Across the listing below, how many lines hold "tarea"? Reply with the number by itself.
* begin DATASET EXTRACT *
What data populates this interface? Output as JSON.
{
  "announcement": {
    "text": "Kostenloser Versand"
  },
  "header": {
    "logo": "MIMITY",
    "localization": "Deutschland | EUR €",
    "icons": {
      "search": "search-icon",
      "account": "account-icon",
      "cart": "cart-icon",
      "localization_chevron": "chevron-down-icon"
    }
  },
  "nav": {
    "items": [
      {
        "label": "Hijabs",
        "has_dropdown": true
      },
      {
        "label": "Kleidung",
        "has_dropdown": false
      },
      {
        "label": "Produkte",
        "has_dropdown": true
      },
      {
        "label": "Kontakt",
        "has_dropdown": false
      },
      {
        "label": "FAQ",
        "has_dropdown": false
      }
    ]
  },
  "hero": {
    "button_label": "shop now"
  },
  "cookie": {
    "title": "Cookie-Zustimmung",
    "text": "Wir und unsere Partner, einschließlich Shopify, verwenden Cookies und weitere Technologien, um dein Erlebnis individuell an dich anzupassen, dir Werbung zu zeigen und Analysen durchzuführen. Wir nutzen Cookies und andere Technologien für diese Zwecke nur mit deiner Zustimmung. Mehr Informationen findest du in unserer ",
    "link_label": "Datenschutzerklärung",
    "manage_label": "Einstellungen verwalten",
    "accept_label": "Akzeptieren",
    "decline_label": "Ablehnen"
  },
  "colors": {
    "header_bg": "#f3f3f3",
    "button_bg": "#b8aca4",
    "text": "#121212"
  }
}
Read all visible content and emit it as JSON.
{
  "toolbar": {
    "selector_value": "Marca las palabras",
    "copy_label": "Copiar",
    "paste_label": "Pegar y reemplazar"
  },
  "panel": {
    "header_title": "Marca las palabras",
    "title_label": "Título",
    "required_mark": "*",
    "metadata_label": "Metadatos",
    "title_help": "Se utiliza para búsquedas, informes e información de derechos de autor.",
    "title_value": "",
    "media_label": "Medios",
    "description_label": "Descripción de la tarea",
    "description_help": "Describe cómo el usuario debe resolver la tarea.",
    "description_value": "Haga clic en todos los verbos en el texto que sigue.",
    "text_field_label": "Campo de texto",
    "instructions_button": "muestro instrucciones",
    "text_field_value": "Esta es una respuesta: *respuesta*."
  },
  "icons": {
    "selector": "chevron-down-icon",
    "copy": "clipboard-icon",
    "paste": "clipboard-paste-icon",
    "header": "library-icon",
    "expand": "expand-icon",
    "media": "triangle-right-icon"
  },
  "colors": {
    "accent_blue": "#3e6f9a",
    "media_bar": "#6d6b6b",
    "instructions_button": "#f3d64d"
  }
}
* end DATASET EXTRACT *
**SOLUTION TO THIS PROBLEM:** 2